» EXTRACT TO READ:
--
That environment, as I was soon to discover was incredible, full of surprises, and, most of all, very remote. I had timed a three week visit with that of the USFS and many other partners, who were there to travel around the priority zones and learn what had happened in recent years. STEWARD had been going for several years already and many prototype activities had occurred. This current phase was a big extension. A couple of USAID personnel from their Accra office had also turned up, and some people from the US Geological Survey who were conducting a huge mapping exercise across west Africa to look at land cover.

USGS maps
The idea was we had a couple of days in Freetown to arrange logistics and have some start up meetings, in particular with CARE International who operated many projects in the area we were to traverse. Then we would go in a convoy of four vehicles to Makeni in central Sierra Leone for a meeting with another project funded by the World Bank that was working in the area, then head north to the zone itself.
The logistics would have been difficult even if we had been a small party, but there were about twenty people involved in this trip, and we were not all staying together. Hugo had to return to the UK early, so would only be with us about 3 days on the Sierra Leone side. One of the USGS guys and myself and my new found Thomson Reuters colleague, Kofi, were to travel back to Freetown a day later after having made a short trip onto the Guinea side. Then the others were going to travel the length of Guinea to the other area before driving down to Monrovia and flying out from Liberia.
A whole load of issues came up; the main one for me being that my VisitSierraLeone visa was a single entry one; if I got in to Guinea and then attempted to re-enter Sierra Leone it would be probable that it would be refused. Others had no Guinea visas; so one of the office staff spent the next day or two at various embassies around Freetown trying to get the right stamps.
The project currently had only one up country vehicle, so three others had to be hired from a local firm, along with drivers. The two USFS staff temporarily running the project – Stephanie and Annie, had to arrange a lot of the fuel, water, food and currency, as well as the documentation to allow vehicles across all the borders. I was glad to be treated like a VIP guest and they just had to tell me when to be where and what to bring.
--
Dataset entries
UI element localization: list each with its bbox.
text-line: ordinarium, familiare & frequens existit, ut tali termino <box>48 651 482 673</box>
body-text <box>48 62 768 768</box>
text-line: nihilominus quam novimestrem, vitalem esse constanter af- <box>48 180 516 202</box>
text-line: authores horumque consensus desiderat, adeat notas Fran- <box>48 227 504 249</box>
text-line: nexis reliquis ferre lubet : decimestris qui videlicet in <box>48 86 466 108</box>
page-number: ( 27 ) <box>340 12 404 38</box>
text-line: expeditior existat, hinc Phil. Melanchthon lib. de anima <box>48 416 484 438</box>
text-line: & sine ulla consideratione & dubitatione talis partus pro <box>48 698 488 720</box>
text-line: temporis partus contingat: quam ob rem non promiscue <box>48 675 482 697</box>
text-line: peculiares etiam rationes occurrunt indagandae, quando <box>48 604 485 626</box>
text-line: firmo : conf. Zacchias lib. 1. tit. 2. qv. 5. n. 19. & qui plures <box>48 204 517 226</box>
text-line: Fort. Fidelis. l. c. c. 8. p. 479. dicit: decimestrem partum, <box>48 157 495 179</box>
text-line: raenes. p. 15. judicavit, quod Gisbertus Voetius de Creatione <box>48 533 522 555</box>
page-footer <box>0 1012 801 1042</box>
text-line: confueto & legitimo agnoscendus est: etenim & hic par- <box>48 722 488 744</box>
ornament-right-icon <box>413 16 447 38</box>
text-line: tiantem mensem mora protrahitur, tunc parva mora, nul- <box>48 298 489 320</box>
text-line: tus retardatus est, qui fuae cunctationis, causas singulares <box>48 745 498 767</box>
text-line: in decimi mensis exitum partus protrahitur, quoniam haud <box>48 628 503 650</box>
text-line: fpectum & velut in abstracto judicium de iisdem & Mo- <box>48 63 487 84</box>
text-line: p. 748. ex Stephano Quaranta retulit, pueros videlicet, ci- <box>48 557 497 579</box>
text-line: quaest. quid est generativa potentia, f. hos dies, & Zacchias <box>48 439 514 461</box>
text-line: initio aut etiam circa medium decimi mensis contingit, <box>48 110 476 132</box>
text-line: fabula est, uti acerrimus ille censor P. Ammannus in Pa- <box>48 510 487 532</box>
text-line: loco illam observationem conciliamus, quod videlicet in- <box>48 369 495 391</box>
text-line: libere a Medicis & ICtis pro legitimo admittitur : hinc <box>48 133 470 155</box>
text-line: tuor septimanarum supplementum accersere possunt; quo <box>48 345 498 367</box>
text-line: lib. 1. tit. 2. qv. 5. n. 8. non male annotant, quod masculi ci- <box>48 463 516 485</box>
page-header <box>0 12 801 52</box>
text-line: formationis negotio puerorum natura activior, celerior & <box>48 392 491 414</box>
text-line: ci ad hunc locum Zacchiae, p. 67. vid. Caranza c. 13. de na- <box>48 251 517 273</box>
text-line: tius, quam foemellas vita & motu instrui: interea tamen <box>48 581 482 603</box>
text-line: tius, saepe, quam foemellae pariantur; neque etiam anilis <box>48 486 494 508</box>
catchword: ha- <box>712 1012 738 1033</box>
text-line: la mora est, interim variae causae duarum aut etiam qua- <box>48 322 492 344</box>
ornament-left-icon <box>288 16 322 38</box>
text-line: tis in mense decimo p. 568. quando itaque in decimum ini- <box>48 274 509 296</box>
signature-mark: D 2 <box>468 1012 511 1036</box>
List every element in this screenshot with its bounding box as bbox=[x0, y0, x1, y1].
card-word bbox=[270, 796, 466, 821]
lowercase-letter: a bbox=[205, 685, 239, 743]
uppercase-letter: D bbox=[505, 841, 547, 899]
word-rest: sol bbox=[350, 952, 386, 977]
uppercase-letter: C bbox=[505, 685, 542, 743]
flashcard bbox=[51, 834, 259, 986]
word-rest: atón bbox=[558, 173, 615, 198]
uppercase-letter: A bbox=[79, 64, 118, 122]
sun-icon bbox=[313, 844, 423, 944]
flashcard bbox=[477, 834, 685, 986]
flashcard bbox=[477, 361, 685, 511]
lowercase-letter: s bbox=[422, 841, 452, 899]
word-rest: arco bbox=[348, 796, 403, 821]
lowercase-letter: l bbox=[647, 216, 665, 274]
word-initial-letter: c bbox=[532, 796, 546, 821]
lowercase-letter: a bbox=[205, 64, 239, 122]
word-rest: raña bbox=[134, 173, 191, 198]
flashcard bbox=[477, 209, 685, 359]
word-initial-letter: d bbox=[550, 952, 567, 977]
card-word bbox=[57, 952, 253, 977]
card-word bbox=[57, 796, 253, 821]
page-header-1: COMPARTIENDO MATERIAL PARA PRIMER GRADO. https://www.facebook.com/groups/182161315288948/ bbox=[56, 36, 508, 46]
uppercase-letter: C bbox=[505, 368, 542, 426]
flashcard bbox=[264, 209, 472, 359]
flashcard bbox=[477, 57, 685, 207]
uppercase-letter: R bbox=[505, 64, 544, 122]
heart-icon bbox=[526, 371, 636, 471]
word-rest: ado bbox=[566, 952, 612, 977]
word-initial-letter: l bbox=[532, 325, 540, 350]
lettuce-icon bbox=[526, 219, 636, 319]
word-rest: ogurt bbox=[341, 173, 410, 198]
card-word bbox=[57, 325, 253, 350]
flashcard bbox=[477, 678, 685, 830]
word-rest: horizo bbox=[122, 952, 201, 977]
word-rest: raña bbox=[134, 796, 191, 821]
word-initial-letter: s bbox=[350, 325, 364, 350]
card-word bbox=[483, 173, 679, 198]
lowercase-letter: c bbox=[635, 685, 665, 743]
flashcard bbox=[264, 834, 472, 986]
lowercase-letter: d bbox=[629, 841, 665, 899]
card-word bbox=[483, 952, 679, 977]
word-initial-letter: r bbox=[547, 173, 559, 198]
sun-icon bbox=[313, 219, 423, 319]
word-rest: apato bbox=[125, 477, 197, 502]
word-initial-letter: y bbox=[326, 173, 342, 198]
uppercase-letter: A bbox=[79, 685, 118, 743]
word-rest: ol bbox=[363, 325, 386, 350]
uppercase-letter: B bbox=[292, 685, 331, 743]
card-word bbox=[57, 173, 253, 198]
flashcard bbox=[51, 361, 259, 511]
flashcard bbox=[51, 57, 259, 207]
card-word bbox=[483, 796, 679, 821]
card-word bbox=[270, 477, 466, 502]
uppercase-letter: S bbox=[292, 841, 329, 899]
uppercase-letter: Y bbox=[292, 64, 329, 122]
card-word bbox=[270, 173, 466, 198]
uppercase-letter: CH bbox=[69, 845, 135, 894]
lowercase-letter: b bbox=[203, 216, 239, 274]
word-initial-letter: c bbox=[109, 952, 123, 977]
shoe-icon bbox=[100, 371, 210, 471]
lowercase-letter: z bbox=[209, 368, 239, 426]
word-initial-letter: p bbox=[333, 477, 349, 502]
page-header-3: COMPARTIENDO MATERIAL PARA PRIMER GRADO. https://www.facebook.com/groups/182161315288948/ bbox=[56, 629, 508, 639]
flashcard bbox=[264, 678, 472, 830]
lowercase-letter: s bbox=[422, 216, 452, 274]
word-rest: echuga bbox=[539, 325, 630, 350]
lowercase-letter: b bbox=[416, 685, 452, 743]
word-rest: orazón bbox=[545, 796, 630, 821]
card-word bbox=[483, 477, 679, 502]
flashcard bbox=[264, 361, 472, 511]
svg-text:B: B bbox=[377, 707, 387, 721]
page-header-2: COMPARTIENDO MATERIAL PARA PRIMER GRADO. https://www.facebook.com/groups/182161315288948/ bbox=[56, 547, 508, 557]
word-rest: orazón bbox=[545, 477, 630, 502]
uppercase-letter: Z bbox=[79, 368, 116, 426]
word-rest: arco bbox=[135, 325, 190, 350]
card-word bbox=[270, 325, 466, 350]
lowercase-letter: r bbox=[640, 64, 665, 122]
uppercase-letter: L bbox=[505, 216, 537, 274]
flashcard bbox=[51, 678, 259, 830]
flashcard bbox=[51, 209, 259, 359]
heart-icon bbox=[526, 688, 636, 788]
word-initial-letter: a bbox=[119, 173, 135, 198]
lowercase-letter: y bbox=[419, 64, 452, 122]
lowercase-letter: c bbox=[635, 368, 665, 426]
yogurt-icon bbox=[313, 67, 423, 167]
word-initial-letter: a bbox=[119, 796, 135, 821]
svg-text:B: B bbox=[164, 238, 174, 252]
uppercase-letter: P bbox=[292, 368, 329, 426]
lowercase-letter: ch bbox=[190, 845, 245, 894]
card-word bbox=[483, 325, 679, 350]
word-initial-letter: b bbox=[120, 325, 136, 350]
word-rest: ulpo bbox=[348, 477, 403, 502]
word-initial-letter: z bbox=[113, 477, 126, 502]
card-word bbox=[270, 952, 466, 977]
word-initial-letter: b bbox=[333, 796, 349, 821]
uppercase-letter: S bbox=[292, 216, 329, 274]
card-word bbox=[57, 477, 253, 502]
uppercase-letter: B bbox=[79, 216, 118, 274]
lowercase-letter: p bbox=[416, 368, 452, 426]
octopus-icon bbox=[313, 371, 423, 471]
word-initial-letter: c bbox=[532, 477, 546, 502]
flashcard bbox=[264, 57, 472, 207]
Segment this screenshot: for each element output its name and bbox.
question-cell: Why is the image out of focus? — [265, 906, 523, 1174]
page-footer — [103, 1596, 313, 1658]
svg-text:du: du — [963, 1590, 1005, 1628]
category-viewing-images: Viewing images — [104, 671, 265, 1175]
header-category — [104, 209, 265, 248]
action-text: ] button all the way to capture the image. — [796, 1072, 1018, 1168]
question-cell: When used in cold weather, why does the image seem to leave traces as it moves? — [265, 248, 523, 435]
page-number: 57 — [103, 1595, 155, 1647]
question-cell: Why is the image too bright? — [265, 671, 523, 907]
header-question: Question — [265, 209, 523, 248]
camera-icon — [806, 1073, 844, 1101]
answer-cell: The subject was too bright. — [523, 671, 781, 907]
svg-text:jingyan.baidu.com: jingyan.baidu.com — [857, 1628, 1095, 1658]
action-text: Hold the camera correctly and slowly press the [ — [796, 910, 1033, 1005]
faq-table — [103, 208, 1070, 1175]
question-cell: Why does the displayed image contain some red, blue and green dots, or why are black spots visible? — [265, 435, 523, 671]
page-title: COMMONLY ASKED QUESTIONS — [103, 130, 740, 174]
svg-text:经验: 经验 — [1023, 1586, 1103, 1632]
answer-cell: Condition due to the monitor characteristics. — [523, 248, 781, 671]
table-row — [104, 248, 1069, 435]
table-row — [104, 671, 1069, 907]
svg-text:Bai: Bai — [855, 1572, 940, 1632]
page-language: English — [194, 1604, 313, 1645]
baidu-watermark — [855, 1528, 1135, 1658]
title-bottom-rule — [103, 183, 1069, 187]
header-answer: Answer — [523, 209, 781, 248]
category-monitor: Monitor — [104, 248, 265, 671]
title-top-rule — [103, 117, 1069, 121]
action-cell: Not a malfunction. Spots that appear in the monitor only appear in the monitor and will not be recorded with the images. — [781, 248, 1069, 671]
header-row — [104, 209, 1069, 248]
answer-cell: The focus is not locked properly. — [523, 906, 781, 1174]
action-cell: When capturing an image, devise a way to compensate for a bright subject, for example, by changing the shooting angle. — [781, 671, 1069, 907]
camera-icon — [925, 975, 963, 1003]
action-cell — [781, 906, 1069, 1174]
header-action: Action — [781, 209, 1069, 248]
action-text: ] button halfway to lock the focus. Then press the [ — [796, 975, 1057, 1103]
--
» TASKS AND EXERCISES:
- 1) List every person named in the travel account.
- 2) Write out the travel account word for word, from "That environment, as" to "at land cover.", inclusive.
The dataset entries play no part in the work here.

» WRITTEN ANSWERS:
- 1) Hugo, Kofi, Stephanie, Annie

- 2)
That environment, as I was soon to discover was incredible, full of surprises, and, most of all, very remote. I had timed a three week visit with that of the USFS and many other partners, who were there to travel around the priority zones and learn what had happened in recent years. STEWARD had been going for several years already and many prototype activities had occurred. This current phase was a big extension. A couple of USAID personnel from their Accra office had also turned up, and some people from the US Geological Survey who were conducting a huge mapping exercise across west Africa to look at land cover.